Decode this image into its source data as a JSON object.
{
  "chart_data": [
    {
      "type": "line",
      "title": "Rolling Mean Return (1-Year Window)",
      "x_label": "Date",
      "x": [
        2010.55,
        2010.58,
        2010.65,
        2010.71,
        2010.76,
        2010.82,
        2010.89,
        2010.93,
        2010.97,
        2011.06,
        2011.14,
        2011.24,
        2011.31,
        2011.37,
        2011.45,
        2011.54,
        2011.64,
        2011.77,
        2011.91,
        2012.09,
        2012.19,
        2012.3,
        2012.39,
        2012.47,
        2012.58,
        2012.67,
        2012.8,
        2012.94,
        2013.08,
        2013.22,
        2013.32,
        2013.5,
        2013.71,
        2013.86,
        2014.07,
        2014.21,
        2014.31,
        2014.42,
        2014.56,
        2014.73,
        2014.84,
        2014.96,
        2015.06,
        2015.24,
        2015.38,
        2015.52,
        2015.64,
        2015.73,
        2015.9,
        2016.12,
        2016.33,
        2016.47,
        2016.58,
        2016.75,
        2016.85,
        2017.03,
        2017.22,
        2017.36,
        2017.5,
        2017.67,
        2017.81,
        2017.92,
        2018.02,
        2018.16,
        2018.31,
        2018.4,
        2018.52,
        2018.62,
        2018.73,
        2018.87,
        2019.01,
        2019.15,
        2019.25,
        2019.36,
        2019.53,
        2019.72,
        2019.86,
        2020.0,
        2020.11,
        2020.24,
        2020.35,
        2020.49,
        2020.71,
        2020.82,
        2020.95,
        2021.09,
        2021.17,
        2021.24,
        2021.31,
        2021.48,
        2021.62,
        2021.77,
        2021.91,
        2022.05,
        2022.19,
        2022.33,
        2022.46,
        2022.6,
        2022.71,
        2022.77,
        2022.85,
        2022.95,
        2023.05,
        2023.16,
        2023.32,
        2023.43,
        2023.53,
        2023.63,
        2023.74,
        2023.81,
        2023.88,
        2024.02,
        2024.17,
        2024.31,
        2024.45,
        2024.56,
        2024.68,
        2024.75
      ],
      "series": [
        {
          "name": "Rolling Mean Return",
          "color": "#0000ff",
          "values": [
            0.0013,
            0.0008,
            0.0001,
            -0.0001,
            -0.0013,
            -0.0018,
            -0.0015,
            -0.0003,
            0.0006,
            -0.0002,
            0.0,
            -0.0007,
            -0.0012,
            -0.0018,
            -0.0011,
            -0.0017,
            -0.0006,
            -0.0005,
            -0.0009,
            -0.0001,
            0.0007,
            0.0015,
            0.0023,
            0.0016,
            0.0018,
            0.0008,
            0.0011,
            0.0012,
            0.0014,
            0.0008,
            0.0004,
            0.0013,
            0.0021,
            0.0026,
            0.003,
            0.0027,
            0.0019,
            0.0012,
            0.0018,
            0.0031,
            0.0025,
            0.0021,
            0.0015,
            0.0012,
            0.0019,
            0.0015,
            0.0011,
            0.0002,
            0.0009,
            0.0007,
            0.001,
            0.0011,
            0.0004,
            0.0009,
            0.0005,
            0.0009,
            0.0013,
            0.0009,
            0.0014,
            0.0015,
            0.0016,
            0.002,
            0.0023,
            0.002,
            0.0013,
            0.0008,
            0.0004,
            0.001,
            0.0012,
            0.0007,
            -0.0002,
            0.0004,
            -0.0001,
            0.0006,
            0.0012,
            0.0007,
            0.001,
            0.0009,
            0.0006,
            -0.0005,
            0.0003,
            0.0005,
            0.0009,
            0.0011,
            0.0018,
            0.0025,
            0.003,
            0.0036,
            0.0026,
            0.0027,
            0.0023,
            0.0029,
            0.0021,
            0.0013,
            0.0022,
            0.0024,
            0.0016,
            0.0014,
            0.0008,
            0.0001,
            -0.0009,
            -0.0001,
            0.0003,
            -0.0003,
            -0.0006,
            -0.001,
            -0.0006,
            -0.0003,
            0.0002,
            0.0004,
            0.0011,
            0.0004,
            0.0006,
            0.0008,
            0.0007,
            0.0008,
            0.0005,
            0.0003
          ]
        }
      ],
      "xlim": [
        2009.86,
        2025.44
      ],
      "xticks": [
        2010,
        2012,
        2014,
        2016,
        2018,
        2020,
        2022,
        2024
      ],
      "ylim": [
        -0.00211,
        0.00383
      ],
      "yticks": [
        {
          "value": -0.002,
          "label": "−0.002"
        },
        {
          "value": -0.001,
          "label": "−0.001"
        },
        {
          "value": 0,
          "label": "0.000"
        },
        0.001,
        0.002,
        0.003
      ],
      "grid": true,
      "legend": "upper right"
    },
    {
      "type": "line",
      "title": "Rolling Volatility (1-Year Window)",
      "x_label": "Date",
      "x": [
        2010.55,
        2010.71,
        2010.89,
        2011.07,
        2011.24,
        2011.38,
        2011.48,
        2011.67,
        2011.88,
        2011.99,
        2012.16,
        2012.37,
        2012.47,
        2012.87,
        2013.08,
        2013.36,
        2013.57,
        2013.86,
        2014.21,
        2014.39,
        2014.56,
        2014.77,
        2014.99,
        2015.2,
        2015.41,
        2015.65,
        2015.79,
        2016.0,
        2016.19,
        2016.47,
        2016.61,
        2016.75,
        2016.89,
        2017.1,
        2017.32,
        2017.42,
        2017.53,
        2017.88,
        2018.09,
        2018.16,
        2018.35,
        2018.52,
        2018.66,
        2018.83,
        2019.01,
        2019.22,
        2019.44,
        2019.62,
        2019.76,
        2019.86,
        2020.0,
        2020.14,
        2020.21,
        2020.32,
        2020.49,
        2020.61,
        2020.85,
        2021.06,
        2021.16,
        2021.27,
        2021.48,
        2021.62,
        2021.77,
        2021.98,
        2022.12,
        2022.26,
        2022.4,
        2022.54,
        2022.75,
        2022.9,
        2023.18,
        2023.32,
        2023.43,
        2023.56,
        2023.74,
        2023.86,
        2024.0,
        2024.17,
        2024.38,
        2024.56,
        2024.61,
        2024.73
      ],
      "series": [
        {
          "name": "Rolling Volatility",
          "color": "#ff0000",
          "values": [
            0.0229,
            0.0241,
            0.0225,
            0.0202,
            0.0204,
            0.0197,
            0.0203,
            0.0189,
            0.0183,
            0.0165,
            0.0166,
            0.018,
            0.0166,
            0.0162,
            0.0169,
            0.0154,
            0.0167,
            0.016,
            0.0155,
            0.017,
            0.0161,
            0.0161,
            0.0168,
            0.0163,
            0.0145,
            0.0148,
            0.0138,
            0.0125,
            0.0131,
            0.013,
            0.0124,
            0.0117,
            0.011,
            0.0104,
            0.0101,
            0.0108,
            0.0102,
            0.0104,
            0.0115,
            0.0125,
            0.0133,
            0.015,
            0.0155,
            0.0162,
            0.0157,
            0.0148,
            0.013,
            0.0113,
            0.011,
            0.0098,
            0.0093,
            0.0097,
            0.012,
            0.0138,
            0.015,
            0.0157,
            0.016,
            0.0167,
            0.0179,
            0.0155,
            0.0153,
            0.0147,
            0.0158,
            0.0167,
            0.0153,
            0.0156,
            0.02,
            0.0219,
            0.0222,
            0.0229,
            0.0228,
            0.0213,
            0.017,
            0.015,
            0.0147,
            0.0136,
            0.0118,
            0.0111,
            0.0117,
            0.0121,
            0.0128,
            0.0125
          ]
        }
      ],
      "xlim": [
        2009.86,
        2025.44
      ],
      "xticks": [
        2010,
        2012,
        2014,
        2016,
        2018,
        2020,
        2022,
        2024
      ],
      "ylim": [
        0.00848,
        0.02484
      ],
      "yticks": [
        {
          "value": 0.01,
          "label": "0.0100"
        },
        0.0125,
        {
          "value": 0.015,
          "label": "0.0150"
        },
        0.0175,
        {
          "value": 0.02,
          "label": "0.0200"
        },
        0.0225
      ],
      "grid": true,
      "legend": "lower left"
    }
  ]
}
------------------------------------------------------------
# [Your task]
Extract, from the listing above, every line where the string "title" occurs.

# [Correct response]
      "title": "Rolling Mean Return (1-Year Window)",
      "title": "Rolling Volatility (1-Year Window)",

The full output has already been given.